BEGIN

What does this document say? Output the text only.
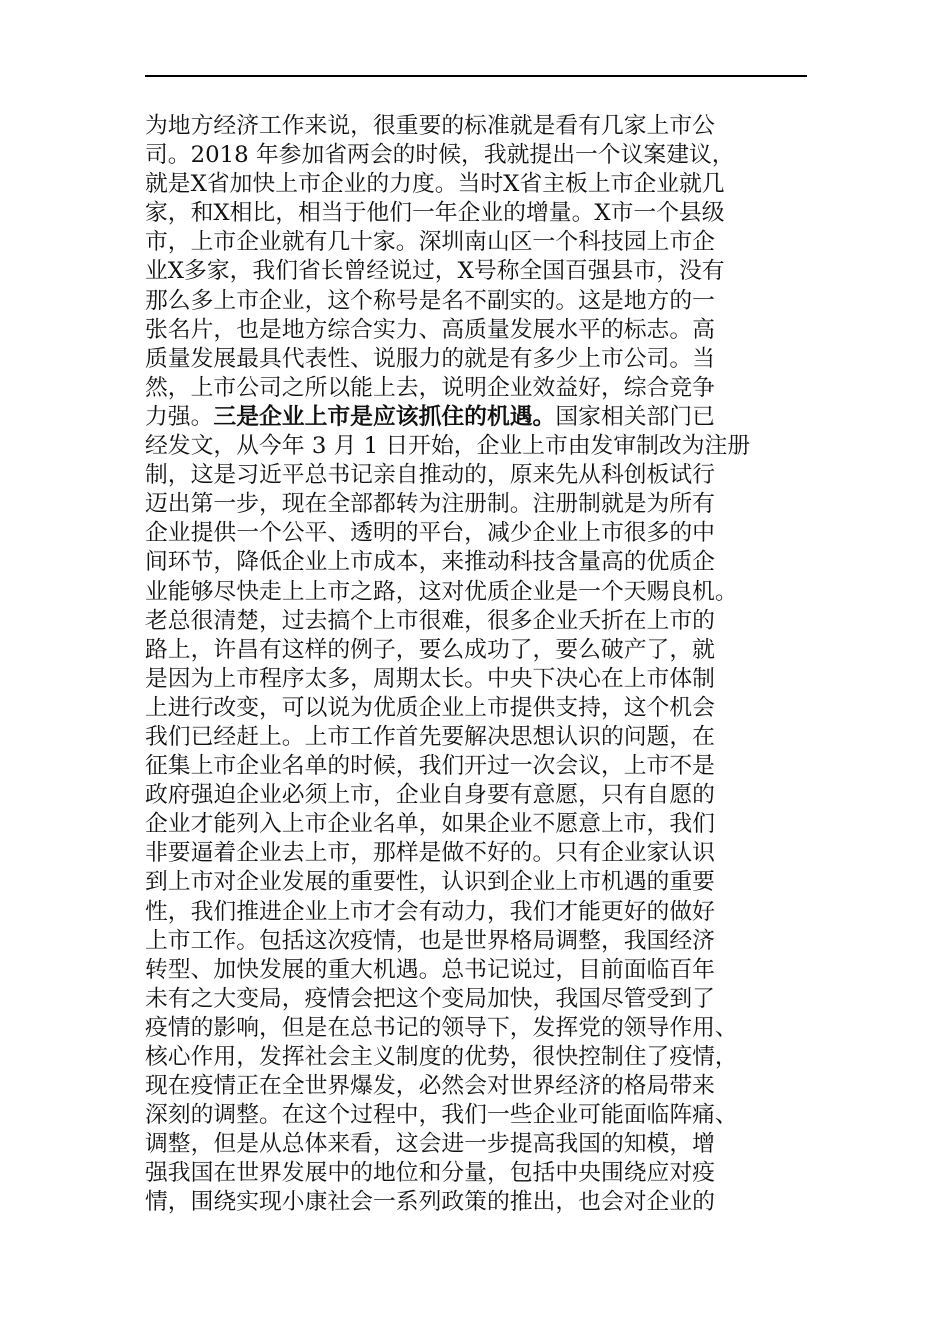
为地方经济工作来说，很重要的标准就是看有几家上市公
司。2018 年参加省两会的时候，我就提出一个议案建议，
就是X省加快上市企业的力度。当时X省主板上市企业就几
家，和X相比，相当于他们一年企业的增量。X市一个县级
市，上市企业就有几十家。深圳南山区一个科技园上市企
业X多家，我们省长曾经说过，X号称全国百强县市，没有
那么多上市企业，这个称号是名不副实的。这是地方的一
张名片，也是地方综合实力、高质量发展水平的标志。高
质量发展最具代表性、说服力的就是有多少上市公司。当
然，上市公司之所以能上去，说明企业效益好，综合竞争
力强。三是企业上市是应该抓住的机遇。国家相关部门已
经发文，从今年 3 月 1 日开始，企业上市由发审制改为注册
制，这是习近平总书记亲自推动的，原来先从科创板试行
迈出第一步，现在全部都转为注册制。注册制就是为所有
企业提供一个公平、透明的平台，减少企业上市很多的中
间环节，降低企业上市成本，来推动科技含量高的优质企
业能够尽快走上上市之路，这对优质企业是一个天赐良机。
老总很清楚，过去搞个上市很难，很多企业夭折在上市的
路上，许昌有这样的例子，要么成功了，要么破产了，就
是因为上市程序太多，周期太长。中央下决心在上市体制
上进行改变，可以说为优质企业上市提供支持，这个机会
我们已经赶上。上市工作首先要解决思想认识的问题，在
征集上市企业名单的时候，我们开过一次会议，上市不是
政府强迫企业必须上市，企业自身要有意愿，只有自愿的
企业才能列入上市企业名单，如果企业不愿意上市，我们
非要逼着企业去上市，那样是做不好的。只有企业家认识
到上市对企业发展的重要性，认识到企业上市机遇的重要
性，我们推进企业上市才会有动力，我们才能更好的做好
上市工作。包括这次疫情，也是世界格局调整，我国经济
转型、加快发展的重大机遇。总书记说过，目前面临百年
未有之大变局，疫情会把这个变局加快，我国尽管受到了
疫情的影响，但是在总书记的领导下，发挥党的领导作用、
核心作用，发挥社会主义制度的优势，很快控制住了疫情，
现在疫情正在全世界爆发，必然会对世界经济的格局带来
深刻的调整。在这个过程中，我们一些企业可能面临阵痛、
调整，但是从总体来看，这会进一步提高我国的知模，增
强我国在世界发展中的地位和分量，包括中央围绕应对疫
情，围绕实现小康社会一系列政策的推出，也会对企业的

END

Every line above should be repeated exactly; pictures stay out of the copy.

What does this document say? Output the text only.
为地方经济工作来说，很重要的标准就是看有几家上市公
司。2018 年参加省两会的时候，我就提出一个议案建议，
就是X省加快上市企业的力度。当时X省主板上市企业就几
家，和X相比，相当于他们一年企业的增量。X市一个县级
市，上市企业就有几十家。深圳南山区一个科技园上市企
业X多家，我们省长曾经说过，X号称全国百强县市，没有
那么多上市企业，这个称号是名不副实的。这是地方的一
张名片，也是地方综合实力、高质量发展水平的标志。高
质量发展最具代表性、说服力的就是有多少上市公司。当
然，上市公司之所以能上去，说明企业效益好，综合竞争
力强。三是企业上市是应该抓住的机遇。国家相关部门已
经发文，从今年 3 月 1 日开始，企业上市由发审制改为注册
制，这是习近平总书记亲自推动的，原来先从科创板试行
迈出第一步，现在全部都转为注册制。注册制就是为所有
企业提供一个公平、透明的平台，减少企业上市很多的中
间环节，降低企业上市成本，来推动科技含量高的优质企
业能够尽快走上上市之路，这对优质企业是一个天赐良机。
老总很清楚，过去搞个上市很难，很多企业夭折在上市的
路上，许昌有这样的例子，要么成功了，要么破产了，就
是因为上市程序太多，周期太长。中央下决心在上市体制
上进行改变，可以说为优质企业上市提供支持，这个机会
我们已经赶上。上市工作首先要解决思想认识的问题，在
征集上市企业名单的时候，我们开过一次会议，上市不是
政府强迫企业必须上市，企业自身要有意愿，只有自愿的
企业才能列入上市企业名单，如果企业不愿意上市，我们
非要逼着企业去上市，那样是做不好的。只有企业家认识
到上市对企业发展的重要性，认识到企业上市机遇的重要
性，我们推进企业上市才会有动力，我们才能更好的做好
上市工作。包括这次疫情，也是世界格局调整，我国经济
转型、加快发展的重大机遇。总书记说过，目前面临百年
未有之大变局，疫情会把这个变局加快，我国尽管受到了
疫情的影响，但是在总书记的领导下，发挥党的领导作用、
核心作用，发挥社会主义制度的优势，很快控制住了疫情，
现在疫情正在全世界爆发，必然会对世界经济的格局带来
深刻的调整。在这个过程中，我们一些企业可能面临阵痛、
调整，但是从总体来看，这会进一步提高我国的知模，增
强我国在世界发展中的地位和分量，包括中央围绕应对疫
情，围绕实现小康社会一系列政策的推出，也会对企业的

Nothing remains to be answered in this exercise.